Items from a dataset:
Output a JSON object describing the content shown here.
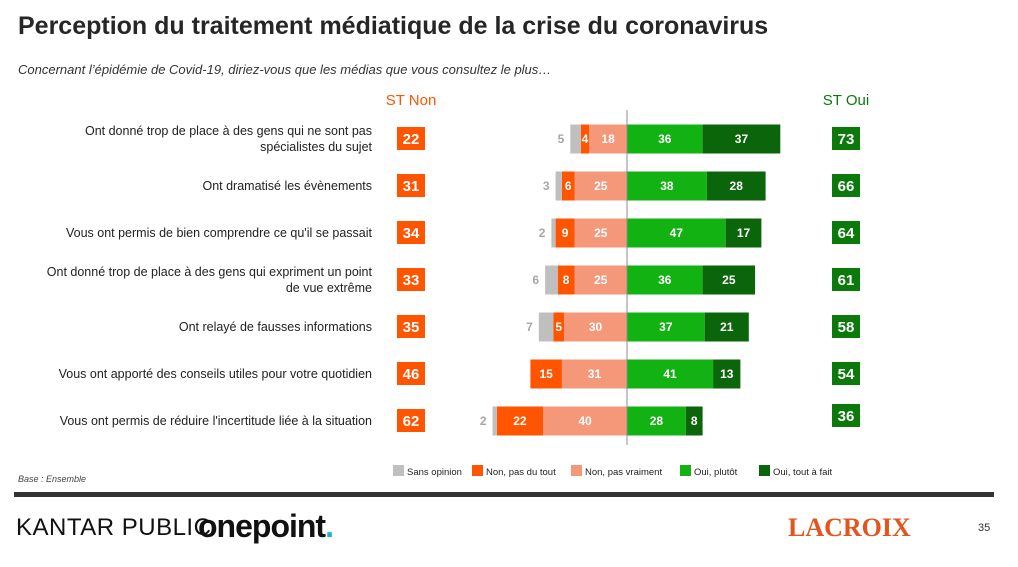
{
  "title": "Perception du traitement médiatique de la crise du coronavirus",
  "subtitle": "Concernant l’épidémie de Covid-19, diriez-vous que les médias que vous consultez le plus…",
  "base_note": "Base : Ensemble",
  "page_number": "35",
  "logos": {
    "kantar": "KANTAR PUBLIC",
    "onepoint_text": "onepoint",
    "onepoint_dot": ".",
    "lacroix": "LACROIX"
  },
  "colors": {
    "sans_opinion": "#bfbfbf",
    "non_pas_du_tout": "#ff5500",
    "non_pas_vraiment": "#f5987a",
    "oui_plutot": "#13b213",
    "oui_tout_a_fait": "#0b660b",
    "st_non": "#ff5500",
    "st_oui": "#0b7a0b"
  },
  "chart_data": {
    "type": "bar",
    "stacking": "diverging",
    "st_non_header": "ST Non",
    "st_oui_header": "ST Oui",
    "categories": [
      [
        "Ont donné trop de place à des gens qui ne sont pas",
        "spécialistes du sujet"
      ],
      [
        "Ont dramatisé les évènements"
      ],
      [
        "Vous ont permis de bien comprendre ce qu'il se passait"
      ],
      [
        "Ont donné trop de place à des gens qui expriment un point",
        "de vue extrême"
      ],
      [
        "Ont relayé de fausses informations"
      ],
      [
        "Vous ont apporté des conseils utiles pour votre quotidien"
      ],
      [
        "Vous ont permis de réduire l'incertitude liée à la situation"
      ]
    ],
    "series": [
      {
        "name": "Sans opinion",
        "values": [
          5,
          3,
          2,
          6,
          7,
          0,
          2
        ]
      },
      {
        "name": "Non, pas du tout",
        "values": [
          4,
          6,
          9,
          8,
          5,
          15,
          22
        ]
      },
      {
        "name": "Non, pas vraiment",
        "values": [
          18,
          25,
          25,
          25,
          30,
          31,
          40
        ]
      },
      {
        "name": "Oui, plutôt",
        "values": [
          36,
          38,
          47,
          36,
          37,
          41,
          28
        ]
      },
      {
        "name": "Oui, tout à fait",
        "values": [
          37,
          28,
          17,
          25,
          21,
          13,
          8
        ]
      }
    ],
    "st_non": [
      22,
      31,
      34,
      33,
      35,
      46,
      62
    ],
    "st_oui": [
      73,
      66,
      64,
      61,
      58,
      54,
      36
    ],
    "legend": [
      "Sans opinion",
      "Non, pas du tout",
      "Non, pas vraiment",
      "Oui, plutôt",
      "Oui, tout à fait"
    ],
    "legend_position": "bottom",
    "grid": false
  }
}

*ACTIVITY*. For every entry, return its exact wording and leave out any image.

*YOUR SOLUTION*.
Output a JSON object describing the content shown here.
{
  "title": "Perception du traitement médiatique de la crise du coronavirus",
  "subtitle": "Concernant l’épidémie de Covid-19, diriez-vous que les médias que vous consultez le plus…",
  "base_note": "Base : Ensemble",
  "page_number": "35",
  "logos": {
    "kantar": "KANTAR PUBLIC",
    "onepoint_text": "onepoint",
    "onepoint_dot": ".",
    "lacroix": "LACROIX"
  },
  "colors": {
    "sans_opinion": "#bfbfbf",
    "non_pas_du_tout": "#ff5500",
    "non_pas_vraiment": "#f5987a",
    "oui_plutot": "#13b213",
    "oui_tout_a_fait": "#0b660b",
    "st_non": "#ff5500",
    "st_oui": "#0b7a0b"
  },
  "chart_data": {
    "type": "bar",
    "stacking": "diverging",
    "st_non_header": "ST Non",
    "st_oui_header": "ST Oui",
    "categories": [
      [
        "Ont donné trop de place à des gens qui ne sont pas",
        "spécialistes du sujet"
      ],
      [
        "Ont dramatisé les évènements"
      ],
      [
        "Vous ont permis de bien comprendre ce qu'il se passait"
      ],
      [
        "Ont donné trop de place à des gens qui expriment un point",
        "de vue extrême"
      ],
      [
        "Ont relayé de fausses informations"
      ],
      [
        "Vous ont apporté des conseils utiles pour votre quotidien"
      ],
      [
        "Vous ont permis de réduire l'incertitude liée à la situation"
      ]
    ],
    "series": [
      {
        "name": "Sans opinion",
        "values": [
          5,
          3,
          2,
          6,
          7,
          0,
          2
        ]
      },
      {
        "name": "Non, pas du tout",
        "values": [
          4,
          6,
          9,
          8,
          5,
          15,
          22
        ]
      },
      {
        "name": "Non, pas vraiment",
        "values": [
          18,
          25,
          25,
          25,
          30,
          31,
          40
        ]
      },
      {
        "name": "Oui, plutôt",
        "values": [
          36,
          38,
          47,
          36,
          37,
          41,
          28
        ]
      },
      {
        "name": "Oui, tout à fait",
        "values": [
          37,
          28,
          17,
          25,
          21,
          13,
          8
        ]
      }
    ],
    "st_non": [
      22,
      31,
      34,
      33,
      35,
      46,
      62
    ],
    "st_oui": [
      73,
      66,
      64,
      61,
      58,
      54,
      36
    ],
    "legend": [
      "Sans opinion",
      "Non, pas du tout",
      "Non, pas vraiment",
      "Oui, plutôt",
      "Oui, tout à fait"
    ],
    "legend_position": "bottom",
    "grid": false
  }
}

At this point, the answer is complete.